EXTRAIT DU TEXTE.
☆ ☆ ☆ ☆ ☆

"Ovni 78" - Wu Ming

"(…) le défi de la narration est d’atteindre la vérité en affrontant l’ineffable, même quand il s’agit de loups-garous et de soucoupes volantes."

Italie, août 1976 : deux adolescents, Jacopo et Margherita, alors en camp de scouts sur le Mont Quarzerone, disparaissent.

1978 : Martin Zankini, plus connu sous le pseudonyme de Marty Zanka, vit à Rome des revenus que lui rapportent ses publications sur le thème des extraterrestres. Un marché très porteur, notamment en cette année qui compte le plus grand nombre de signalements d’Ovnis, et où la sortie du film de Steven Spielberg, "Rencontre du troisième type", électrise les ufologues de tout poil. Dans toute l’Italie, fleurissent alors les clubs et associations consacrés aux soucoupes volantes, la plupart du temps sur un mode très amateur, mais animés par une passion authentique. 

C’est aussi une période de jeunesse en colère. Le mai 68 italien a duré dix ans, et se termine avec une escalade des assassinats politiques marquant ce que l’on désigne aujourd’hui comme les années de plomb. Cette violence atteint l’une de ses apogées avec l’enlèvement à Rome, en mars 1978, du député Aldo Moro, président du groupe politique Démocratie Chrétienne et artisan du "compromis historique" matérialisé par son rapprochement avec le Parti Communiste. L’événement, qui coïncide avec la tenue du congrès Ovni 78 que devait coordonner Martin -et qui tombe à l’eau-, génère le déploiement d’une véritable armada, armées et forces de l’ordre multipliant à outrance les contrôles et les perquisitions. L’enlèvement est suivi de journées de délires. Légendes urbaines et mythomanie contagieuse pullulent, les journaux et la police sont assaillis de témoignages et d’appels anonymes, l’information monothématique diffusée par les médias et la paranoïa d’Etat alimentant cette folie.

☆ ☆ ☆ ☆ ☆

JEU DE DONNÉES.

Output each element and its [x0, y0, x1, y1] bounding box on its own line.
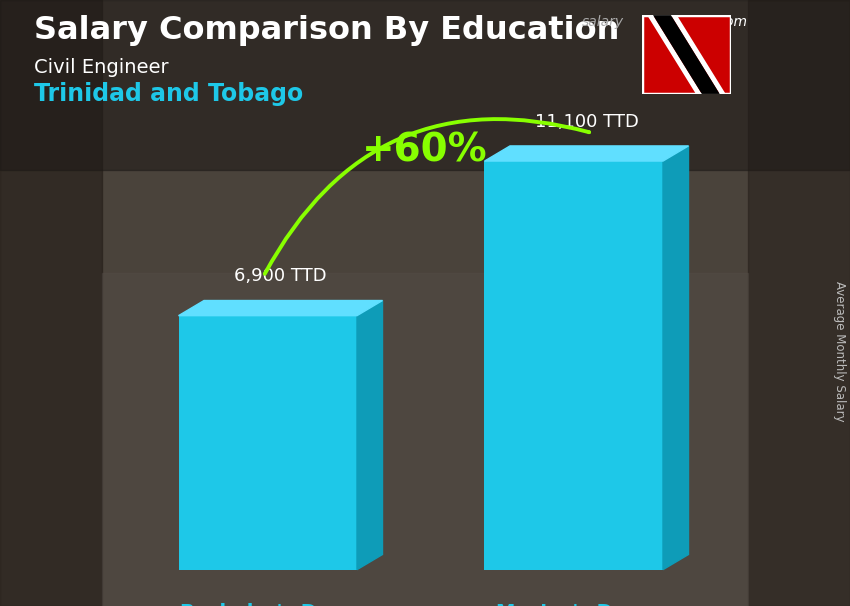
- Text: Civil Engineer: Civil Engineer: [34, 58, 168, 76]
- Polygon shape: [671, 15, 726, 94]
- Text: +60%: +60%: [362, 132, 488, 170]
- Polygon shape: [663, 146, 688, 570]
- Text: 11,100 TTD: 11,100 TTD: [535, 113, 638, 131]
- Polygon shape: [178, 301, 382, 316]
- Text: explorer: explorer: [643, 15, 709, 29]
- Text: Master's Degree: Master's Degree: [496, 603, 677, 606]
- Bar: [484, 161, 663, 570]
- Text: salary: salary: [582, 15, 625, 29]
- Polygon shape: [484, 146, 688, 161]
- Polygon shape: [647, 15, 702, 94]
- Bar: [178, 316, 357, 570]
- FancyArrowPatch shape: [265, 119, 589, 274]
- Polygon shape: [357, 301, 382, 570]
- Text: 6,900 TTD: 6,900 TTD: [235, 267, 326, 285]
- Text: Trinidad and Tobago: Trinidad and Tobago: [34, 82, 303, 106]
- Text: .com: .com: [713, 15, 747, 29]
- Text: Bachelor's Degree: Bachelor's Degree: [180, 603, 381, 606]
- Text: Salary Comparison By Education: Salary Comparison By Education: [34, 15, 620, 46]
- Polygon shape: [653, 15, 720, 94]
- Text: Average Monthly Salary: Average Monthly Salary: [833, 281, 846, 422]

☆ ☆ ☆ ☆ ☆

CONSIGNE. Rédigez la suite du texte consacré à « Ovni 78 », en reprenant juste après sa dernière phrase.

RÉSULTAT FINAL.
Martin, ancien militant communiste, ne parvient plus quant à lui à s’intéresser à la politique, notamment parce qu’avec le rapprochement entre les deux adversaires historiques qu’étaient la Démocratie Chrétienne et le PCI, ce dernier n’est plus vraiment dans l’opposition. L’écriture de son dernier ouvrage, qu’il peine à boucler -les histoires d’extraterrestres ayant aussi fini par le lasser-, l’amène au Mont Quarzerone, territoire que ses multiples grottes rendent propices aux légendes, soi-disant peuplé tantôt de fées ou de mystérieux sangliers blancs, tantôt d’ermites ou de partisans… alors qu’il vient y recueillir le témoignage d’un employé communal qui prétend avoir été enlevé par des extraterrestres, il apprend la disparition, toujours non élucidée, des deux jeunes scouts, et décide de changer l’orientation de ses recherches et de son récit.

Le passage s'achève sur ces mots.